Copy every line of the entries below verbatim, leaving out the pictures.

### DATA FOR PROCESSING
§
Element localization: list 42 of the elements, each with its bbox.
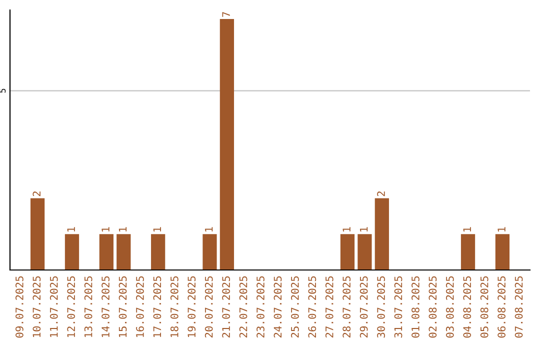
data-label: 1 (360, 227, 368, 232)
x-tick-label: 01.08.2025 (412, 276, 420, 338)
x-tick-label: 26.07.2025 (308, 276, 316, 338)
x-tick-label: 04.08.2025 (463, 276, 472, 338)
x-tick-label: 20.07.2025 (204, 276, 213, 338)
data-label: 1 (67, 227, 75, 232)
x-tick-label: 15.07.2025 (118, 276, 127, 338)
x-tick-label: 14.07.2025 (102, 276, 110, 338)
x-tick-label: 12.07.2025 (67, 276, 76, 338)
x-tick-label: 02.08.2025 (428, 276, 437, 338)
data-label: 2 (377, 192, 385, 196)
x-tick-label: 16.07.2025 (136, 276, 144, 338)
x-tick-label: 17.07.2025 (153, 276, 162, 338)
x-tick-label: 09.07.2025 (16, 276, 24, 338)
data-label: 1 (102, 227, 110, 232)
x-tick-label: 29.07.2025 (360, 276, 368, 338)
data-label: 1 (118, 227, 127, 232)
data-label: 2 (32, 192, 40, 196)
x-tick-label: 10.07.2025 (32, 276, 41, 338)
data-label: 1 (342, 227, 350, 232)
x-tick-label: 30.07.2025 (377, 276, 385, 338)
x-tick-label: 05.08.2025 (480, 276, 488, 338)
x-tick-label: 24.07.2025 (274, 276, 282, 338)
data-label: 7 (222, 12, 230, 17)
x-tick-label: 27.07.2025 (325, 276, 334, 338)
x-tick-label: 31.07.2025 (394, 276, 402, 338)
data-label: 1 (205, 227, 213, 232)
data-label: 1 (463, 227, 471, 232)
x-tick-label: 11.07.2025 (50, 276, 58, 338)
x-tick-label: 18.07.2025 (170, 276, 178, 338)
x-tick-label: 23.07.2025 (256, 276, 264, 338)
data-label: 1 (498, 227, 506, 232)
x-tick-label: 21.07.2025 (222, 276, 230, 338)
x-tick-label: 19.07.2025 (188, 276, 196, 338)
x-tick-label: 03.08.2025 (446, 276, 454, 338)
x-tick-label: 13.07.2025 (84, 276, 92, 338)
data-label: 1 (153, 227, 161, 232)
x-tick-label: 28.07.2025 (342, 276, 351, 338)
x-tick-label: 06.08.2025 (498, 276, 506, 338)
x-tick-label: 22.07.2025 (239, 276, 248, 338)
x-tick-label: 07.08.2025 (514, 276, 523, 338)
x-tick-label: 25.07.2025 (291, 276, 299, 338)
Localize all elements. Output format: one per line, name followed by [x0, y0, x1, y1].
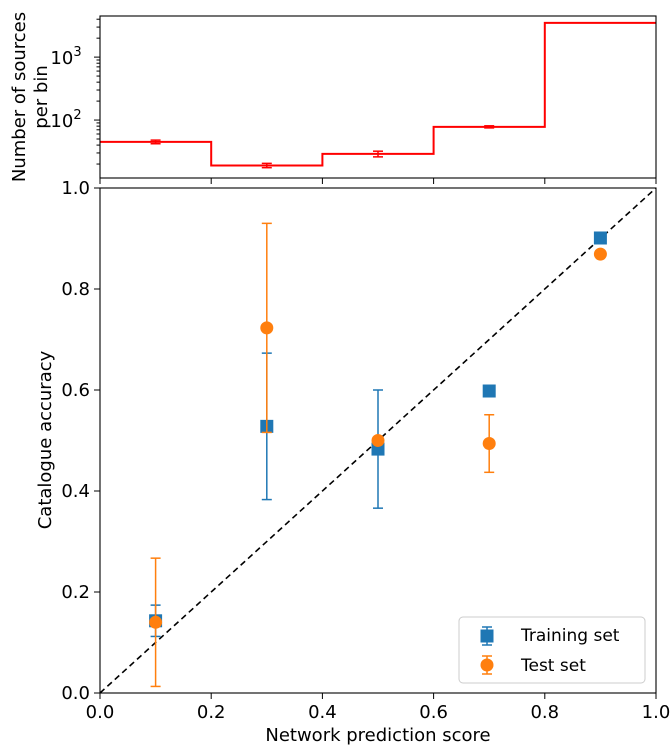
test-point	[149, 615, 163, 629]
y-tick-label: 0.2	[61, 582, 90, 603]
training-point	[593, 231, 607, 245]
histogram-frame	[99, 15, 657, 179]
scatter-frame	[99, 187, 657, 694]
y-tick-label: 0.6	[61, 380, 90, 401]
y-tick-label: 0.0	[61, 683, 90, 704]
legend-test-marker	[480, 658, 494, 672]
test-point	[371, 434, 385, 447]
x-axis-title: Network prediction score	[265, 725, 490, 746]
legend-label-training: Training set	[520, 626, 620, 646]
histogram-panel: 102 103 Number of sources per bin	[9, 12, 657, 184]
histogram-ytick-label: 102	[50, 108, 81, 132]
test-point	[482, 437, 496, 451]
x-tick-label: 0.8	[530, 702, 559, 723]
test-point	[593, 247, 607, 261]
x-tick-label: 0.4	[308, 702, 337, 723]
legend-label-test: Test set	[520, 656, 586, 676]
test-point	[260, 321, 274, 335]
histogram-ylabel-line2: per bin	[31, 65, 52, 128]
histogram-ytick-label: 103	[50, 45, 81, 69]
legend-box	[458, 616, 646, 684]
y-tick-label: 0.4	[61, 481, 90, 502]
x-tick-label: 1.0	[642, 702, 671, 723]
y-axis-title: Catalogue accuracy	[35, 350, 56, 529]
x-tick-label: 0.2	[197, 702, 226, 723]
histogram-ylabel-line1: Number of sources	[9, 12, 30, 182]
legend: Training set Test set	[458, 616, 646, 684]
x-tick-label: 0.0	[86, 702, 115, 723]
y-tick-label: 0.8	[61, 279, 90, 300]
legend-training-marker	[480, 629, 494, 643]
y-tick-label: 1.0	[61, 178, 90, 199]
training-point	[482, 384, 496, 398]
histogram-step-line	[100, 21, 656, 167]
x-tick-label: 0.6	[419, 702, 448, 723]
scatter-panel: 0.0 0.2 0.4 0.6 0.8 1.0 0.0 0.2 0.4 0.6 0.8 1.0 Net…	[35, 178, 670, 746]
§
### TASK ANSWER
Element localization: list 42 of the elements, each with its bbox.
data-label: 1 (360, 227, 368, 232)
x-tick-label: 01.08.2025 (412, 276, 420, 338)
x-tick-label: 26.07.2025 (308, 276, 316, 338)
x-tick-label: 04.08.2025 (463, 276, 472, 338)
x-tick-label: 20.07.2025 (204, 276, 213, 338)
data-label: 1 (67, 227, 75, 232)
x-tick-label: 15.07.2025 (118, 276, 127, 338)
x-tick-label: 14.07.2025 (102, 276, 110, 338)
x-tick-label: 12.07.2025 (67, 276, 76, 338)
x-tick-label: 02.08.2025 (428, 276, 437, 338)
data-label: 2 (377, 192, 385, 196)
x-tick-label: 16.07.2025 (136, 276, 144, 338)
x-tick-label: 17.07.2025 (153, 276, 162, 338)
x-tick-label: 09.07.2025 (16, 276, 24, 338)
data-label: 1 (102, 227, 110, 232)
x-tick-label: 29.07.2025 (360, 276, 368, 338)
data-label: 1 (118, 227, 127, 232)
data-label: 2 (32, 192, 40, 196)
x-tick-label: 10.07.2025 (32, 276, 41, 338)
data-label: 1 (342, 227, 350, 232)
x-tick-label: 30.07.2025 (377, 276, 385, 338)
x-tick-label: 05.08.2025 (480, 276, 488, 338)
x-tick-label: 24.07.2025 (274, 276, 282, 338)
data-label: 7 (222, 12, 230, 17)
x-tick-label: 27.07.2025 (325, 276, 334, 338)
x-tick-label: 31.07.2025 (394, 276, 402, 338)
data-label: 1 (205, 227, 213, 232)
data-label: 1 (463, 227, 471, 232)
x-tick-label: 11.07.2025 (50, 276, 58, 338)
x-tick-label: 18.07.2025 (170, 276, 178, 338)
x-tick-label: 23.07.2025 (256, 276, 264, 338)
data-label: 1 (498, 227, 506, 232)
x-tick-label: 21.07.2025 (222, 276, 230, 338)
x-tick-label: 19.07.2025 (188, 276, 196, 338)
x-tick-label: 03.08.2025 (446, 276, 454, 338)
x-tick-label: 13.07.2025 (84, 276, 92, 338)
data-label: 1 (153, 227, 161, 232)
x-tick-label: 28.07.2025 (342, 276, 351, 338)
x-tick-label: 06.08.2025 (498, 276, 506, 338)
x-tick-label: 22.07.2025 (239, 276, 248, 338)
x-tick-label: 07.08.2025 (514, 276, 523, 338)
x-tick-label: 25.07.2025 (291, 276, 299, 338)
Localize all elements. Output format: one per line, name followed by [x0, y0, x1, y1].
test-point	[149, 615, 163, 629]
y-tick-label: 0.2	[61, 582, 90, 603]
training-point	[593, 231, 607, 245]
histogram-frame	[99, 15, 657, 179]
scatter-frame	[99, 187, 657, 694]
y-tick-label: 0.6	[61, 380, 90, 401]
y-tick-label: 0.0	[61, 683, 90, 704]
legend-test-marker	[480, 658, 494, 672]
test-point	[371, 434, 385, 447]
x-axis-title: Network prediction score	[265, 725, 490, 746]
legend-label-training: Training set	[520, 626, 620, 646]
histogram-panel: 102 103 Number of sources per bin	[9, 12, 657, 184]
histogram-ytick-label: 102	[50, 108, 81, 132]
test-point	[482, 437, 496, 451]
x-tick-label: 0.8	[530, 702, 559, 723]
test-point	[593, 247, 607, 261]
x-tick-label: 0.4	[308, 702, 337, 723]
legend-label-test: Test set	[520, 656, 586, 676]
test-point	[260, 321, 274, 335]
histogram-ylabel-line2: per bin	[31, 65, 52, 128]
histogram-ytick-label: 103	[50, 45, 81, 69]
legend-box	[458, 616, 646, 684]
y-tick-label: 0.4	[61, 481, 90, 502]
x-tick-label: 1.0	[642, 702, 671, 723]
y-axis-title: Catalogue accuracy	[35, 350, 56, 529]
x-tick-label: 0.2	[197, 702, 226, 723]
histogram-ylabel-line1: Number of sources	[9, 12, 30, 182]
legend: Training set Test set	[458, 616, 646, 684]
x-tick-label: 0.0	[86, 702, 115, 723]
y-tick-label: 0.8	[61, 279, 90, 300]
legend-training-marker	[480, 629, 494, 643]
y-tick-label: 1.0	[61, 178, 90, 199]
training-point	[482, 384, 496, 398]
histogram-step-line	[100, 21, 656, 167]
x-tick-label: 0.6	[419, 702, 448, 723]
scatter-panel: 0.0 0.2 0.4 0.6 0.8 1.0 0.0 0.2 0.4 0.6 0.8 1.0 Net…	[35, 178, 670, 746]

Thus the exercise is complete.